[Problem details]: Go through the listing and set it down exactly, leaving out its pictures.

[Data shown]:
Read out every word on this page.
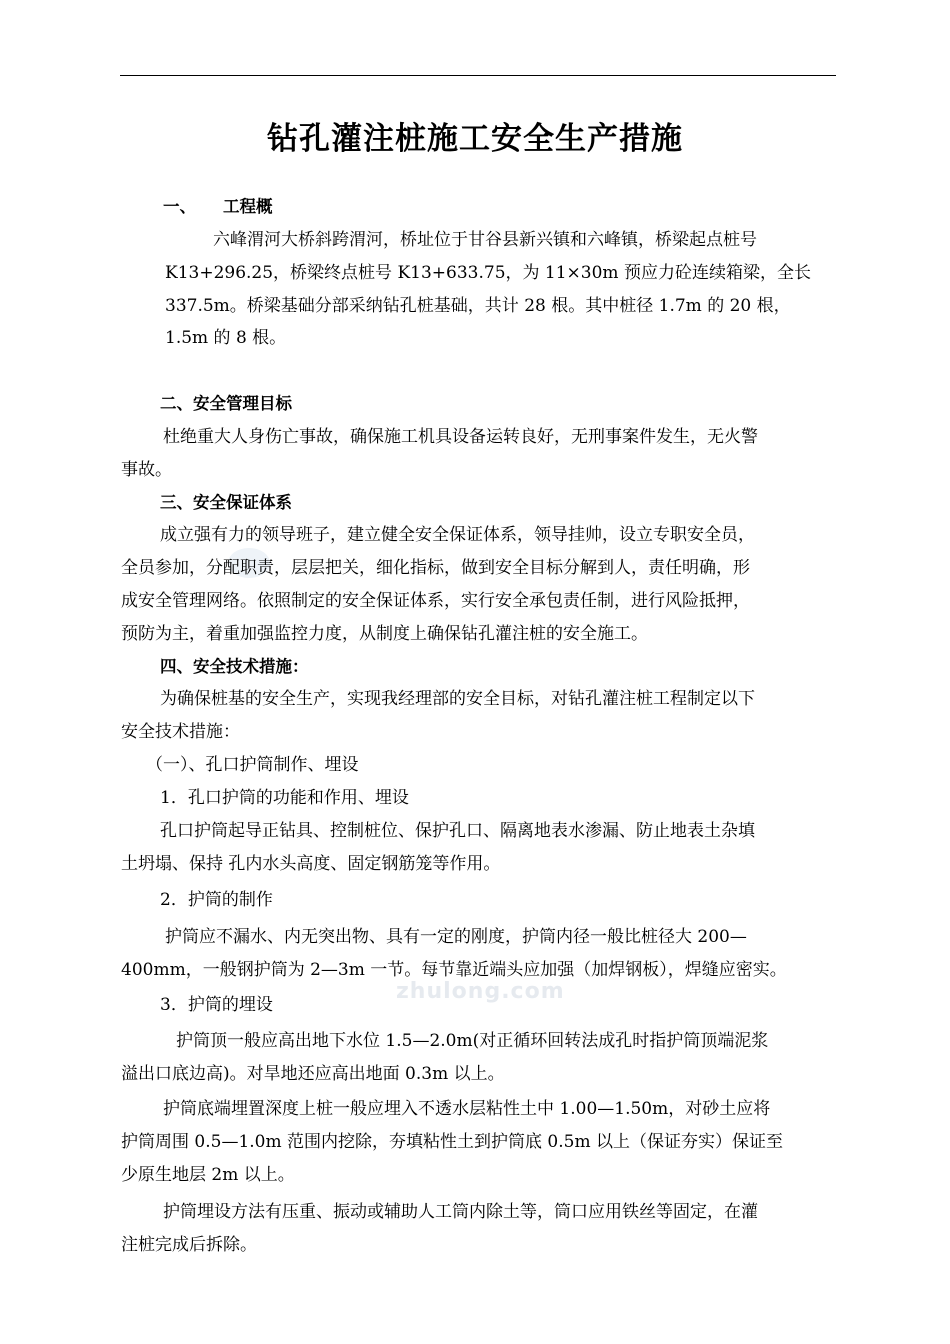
zhulong.com
钻孔灌注桩施工安全生产措施
一、 工程概
六峰渭河大桥斜跨渭河，桥址位于甘谷县新兴镇和六峰镇，桥梁起点桩号
K13+296.25，桥梁终点桩号 K13+633.75，为 11×30m 预应力砼连续箱梁，全长
337.5m。桥梁基础分部采纳钻孔桩基础，共计 28 根。其中桩径 1.7m 的 20 根，
1.5m 的 8 根。
二、安全管理目标
杜绝重大人身伤亡事故，确保施工机具设备运转良好，无刑事案件发生，无火警
事故。
三、安全保证体系
成立强有力的领导班子，建立健全安全保证体系，领导挂帅，设立专职安全员，
全员参加，分配职责，层层把关，细化指标，做到安全目标分解到人，责任明确，形
成安全管理网络。依照制定的安全保证体系，实行安全承包责任制，进行风险抵押，
预防为主，着重加强监控力度，从制度上确保钻孔灌注桩的安全施工。
四、安全技术措施：
为确保桩基的安全生产，实现我经理部的安全目标，对钻孔灌注桩工程制定以下
安全技术措施：
（一）、孔口护筒制作、埋设
1．孔口护筒的功能和作用、埋设
孔口护筒起导正钻具、控制桩位、保护孔口、隔离地表水渗漏、防止地表土杂填
土坍塌、保持 孔内水头高度、固定钢筋笼等作用。
2．护筒的制作
护筒应不漏水、内无突出物、具有一定的刚度，护筒内径一般比桩径大 200—
400mm，一般钢护筒为 2—3m 一节。每节靠近端头应加强（加焊钢板），焊缝应密实。
3．护筒的埋设
护筒顶一般应高出地下水位 1.5—2.0m(对正循环回转法成孔时指护筒顶端泥浆
溢出口底边高)。对旱地还应高出地面 0.3m 以上。
护筒底端埋置深度上桩一般应埋入不透水层粘性土中 1.00—1.50m，对砂土应将
护筒周围 0.5—1.0m 范围内挖除，夯填粘性土到护筒底 0.5m 以上（保证夯实）保证至
少原生地层 2m 以上。
护筒埋设方法有压重、振动或辅助人工筒内除土等，筒口应用铁丝等固定，在灌
注桩完成后拆除。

[Response]:
Read out every word on this page.
zhulong.com
钻孔灌注桩施工安全生产措施
一、 工程概
六峰渭河大桥斜跨渭河，桥址位于甘谷县新兴镇和六峰镇，桥梁起点桩号
K13+296.25，桥梁终点桩号 K13+633.75，为 11×30m 预应力砼连续箱梁，全长
337.5m。桥梁基础分部采纳钻孔桩基础，共计 28 根。其中桩径 1.7m 的 20 根，
1.5m 的 8 根。
二、安全管理目标
杜绝重大人身伤亡事故，确保施工机具设备运转良好，无刑事案件发生，无火警
事故。
三、安全保证体系
成立强有力的领导班子，建立健全安全保证体系，领导挂帅，设立专职安全员，
全员参加，分配职责，层层把关，细化指标，做到安全目标分解到人，责任明确，形
成安全管理网络。依照制定的安全保证体系，实行安全承包责任制，进行风险抵押，
预防为主，着重加强监控力度，从制度上确保钻孔灌注桩的安全施工。
四、安全技术措施：
为确保桩基的安全生产，实现我经理部的安全目标，对钻孔灌注桩工程制定以下
安全技术措施：
（一）、孔口护筒制作、埋设
1．孔口护筒的功能和作用、埋设
孔口护筒起导正钻具、控制桩位、保护孔口、隔离地表水渗漏、防止地表土杂填
土坍塌、保持 孔内水头高度、固定钢筋笼等作用。
2．护筒的制作
护筒应不漏水、内无突出物、具有一定的刚度，护筒内径一般比桩径大 200—
400mm，一般钢护筒为 2—3m 一节。每节靠近端头应加强（加焊钢板），焊缝应密实。
3．护筒的埋设
护筒顶一般应高出地下水位 1.5—2.0m(对正循环回转法成孔时指护筒顶端泥浆
溢出口底边高)。对旱地还应高出地面 0.3m 以上。
护筒底端埋置深度上桩一般应埋入不透水层粘性土中 1.00—1.50m，对砂土应将
护筒周围 0.5—1.0m 范围内挖除，夯填粘性土到护筒底 0.5m 以上（保证夯实）保证至
少原生地层 2m 以上。
护筒埋设方法有压重、振动或辅助人工筒内除土等，筒口应用铁丝等固定，在灌
注桩完成后拆除。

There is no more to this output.